▶ _Document section_:
Every bill creates winners and losers. Here's who stands to gain and who bears the cost.

Who Benefits

  • Ethics oversight offices: supervising ethics offices gain explicit statutory authority to assess fees, compel divestiture, publish notices, and issue interpretive guidance—giving them sharper tools to enforce trading rules.
  • Public and market-watchdog organizations: the public notice requirement and online publication create a predictable, searchable trail of planned sales that improves transparency and helps investigators and journalists detect suspicious timing or patterns.
  • Retail investors and market integrity advocates: by widening the statutory reach to synthetic exposures and by forbidding purchases during service, the bill reduces specific pathways for opportunity-based conflicts and reinforces parity between lawmakers and ordinary investors.

Who Bears the Cost

  • Members of Congress and their immediate families: they must change portfolio construction, stop new purchases of covered investments while serving, file advance-sale notices, and face potentially substantial civil fees and forced sales.
  • Clerk of the House/Secretary of the Senate and congressional ethics staffs: they must build or expand intake, publication, and case-management systems, handle compliance reviews and appeals, and draft interpretive guidance—work that requires staff time and likely additional funding.

▶ _Excerpted data_:
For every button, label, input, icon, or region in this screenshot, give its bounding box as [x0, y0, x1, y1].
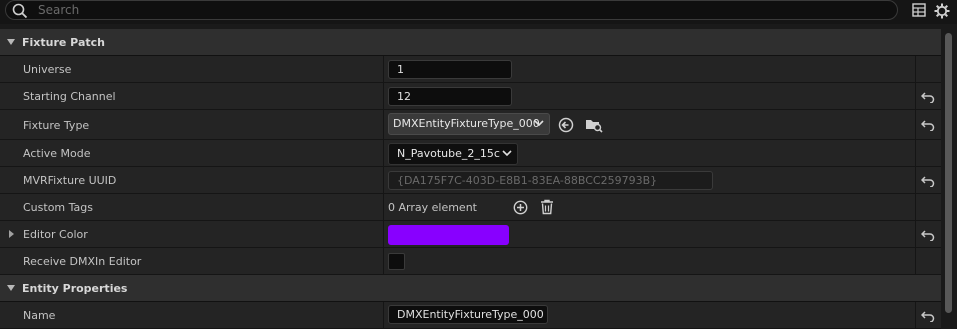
- column-divider: [915, 248, 916, 274]
- category-fixture-patch[interactable]: Fixture Patch: [0, 29, 941, 56]
- property-row-receive-dmx: Receive DMXIn Editor: [0, 248, 941, 275]
- fixture-type-value: DMXEntityFixtureType_000: [393, 117, 540, 130]
- column-divider: [915, 302, 916, 328]
- use-selected-icon[interactable]: [558, 117, 574, 133]
- property-label: Universe: [23, 63, 72, 76]
- property-row-universe: Universe 1: [0, 56, 941, 83]
- details-panel: Fixture Patch Universe 1 Starting Channe…: [0, 29, 941, 329]
- reset-to-default-icon[interactable]: [921, 175, 935, 187]
- property-label: Custom Tags: [23, 201, 93, 214]
- active-mode-value: N_Pavotube_2_15c: [397, 147, 500, 160]
- column-divider[interactable]: [383, 83, 384, 109]
- chevron-down-icon: [534, 120, 544, 127]
- column-divider: [915, 83, 916, 109]
- trash-icon[interactable]: [540, 199, 554, 215]
- collapse-arrow-icon[interactable]: [7, 39, 15, 45]
- property-label: Active Mode: [23, 147, 91, 160]
- browse-asset-icon[interactable]: [585, 117, 603, 133]
- search-input[interactable]: Search: [5, 0, 898, 20]
- vertical-scrollbar[interactable]: [941, 29, 957, 323]
- column-divider: [915, 140, 916, 166]
- search-placeholder: Search: [38, 3, 80, 17]
- category-label: Fixture Patch: [22, 36, 105, 49]
- property-row-active-mode: Active Mode N_Pavotube_2_15c: [0, 140, 941, 167]
- property-label: MVRFixture UUID: [23, 174, 117, 187]
- column-divider[interactable]: [383, 194, 384, 220]
- starting-channel-field[interactable]: 12: [388, 87, 512, 106]
- column-divider: [915, 194, 916, 220]
- property-row-name: Name DMXEntityFixtureType_000: [0, 302, 941, 329]
- column-divider[interactable]: [383, 56, 384, 82]
- name-field[interactable]: DMXEntityFixtureType_000: [388, 305, 548, 324]
- reset-to-default-icon[interactable]: [921, 91, 935, 103]
- chevron-down-icon: [502, 150, 512, 157]
- gear-icon[interactable]: [934, 3, 950, 19]
- property-row-mvr-uuid: MVRFixture UUID {DA175F7C-403D-E8B1-83EA…: [0, 167, 941, 194]
- scrollbar-thumb[interactable]: [945, 33, 952, 313]
- editor-color-swatch[interactable]: [388, 225, 509, 245]
- column-divider[interactable]: [383, 248, 384, 274]
- column-divider[interactable]: [383, 110, 384, 139]
- column-divider[interactable]: [383, 302, 384, 328]
- table-view-icon[interactable]: [912, 3, 926, 17]
- universe-field[interactable]: 1: [388, 60, 512, 79]
- reset-to-default-icon[interactable]: [921, 119, 935, 131]
- fixture-type-dropdown[interactable]: DMXEntityFixtureType_000: [388, 113, 550, 135]
- property-row-custom-tags: Custom Tags 0 Array element: [0, 194, 941, 221]
- expand-arrow-icon[interactable]: [9, 230, 14, 238]
- column-divider[interactable]: [383, 221, 384, 247]
- property-label: Fixture Type: [23, 119, 90, 132]
- reset-to-default-icon[interactable]: [921, 310, 935, 322]
- property-row-starting-channel: Starting Channel 12: [0, 83, 941, 110]
- mvr-uuid-field: {DA175F7C-403D-E8B1-83EA-88BCC259793B}: [388, 171, 713, 190]
- receive-dmx-checkbox[interactable]: [388, 253, 405, 270]
- property-row-fixture-type: Fixture Type DMXEntityFixtureType_000: [0, 110, 941, 140]
- property-label: Receive DMXIn Editor: [23, 255, 142, 268]
- property-label: Starting Channel: [23, 90, 116, 103]
- search-icon: [12, 3, 28, 19]
- array-count-text: 0 Array element: [388, 201, 477, 214]
- reset-to-default-icon[interactable]: [921, 229, 935, 241]
- column-divider[interactable]: [383, 167, 384, 193]
- category-label: Entity Properties: [22, 282, 128, 295]
- property-row-editor-color: Editor Color: [0, 221, 941, 248]
- active-mode-dropdown[interactable]: N_Pavotube_2_15c: [388, 143, 518, 165]
- column-divider: [915, 110, 916, 139]
- column-divider: [915, 167, 916, 193]
- column-divider: [915, 221, 916, 247]
- property-label: Editor Color: [23, 228, 88, 241]
- collapse-arrow-icon[interactable]: [7, 285, 15, 291]
- add-element-icon[interactable]: [513, 200, 528, 215]
- column-divider[interactable]: [383, 140, 384, 166]
- details-toolbar: Search: [0, 0, 957, 24]
- category-entity-properties[interactable]: Entity Properties: [0, 275, 941, 302]
- property-label: Name: [23, 309, 56, 322]
- column-divider: [915, 56, 916, 82]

▶ _Your instructions_: Reproduce the whole text on the bill's winners and losers, word for word, from its first sentence through the last bullet.

▶ _Full solution_:
Every bill creates winners and losers. Here's who stands to gain and who bears the cost.

Who Benefits

  • Ethics oversight offices: supervising ethics offices gain explicit statutory authority to assess fees, compel divestiture, publish notices, and issue interpretive guidance—giving them sharper tools to enforce trading rules.
  • Public and market-watchdog organizations: the public notice requirement and online publication create a predictable, searchable trail of planned sales that improves transparency and helps investigators and journalists detect suspicious timing or patterns.
  • Retail investors and market integrity advocates: by widening the statutory reach to synthetic exposures and by forbidding purchases during service, the bill reduces specific pathways for opportunity-based conflicts and reinforces parity between lawmakers and ordinary investors.

Who Bears the Cost

  • Members of Congress and their immediate families: they must change portfolio construction, stop new purchases of covered investments while serving, file advance-sale notices, and face potentially substantial civil fees and forced sales.
  • Clerk of the House/Secretary of the Senate and congressional ethics staffs: they must build or expand intake, publication, and case-management systems, handle compliance reviews and appeals, and draft interpretive guidance—work that requires staff time and likely additional funding.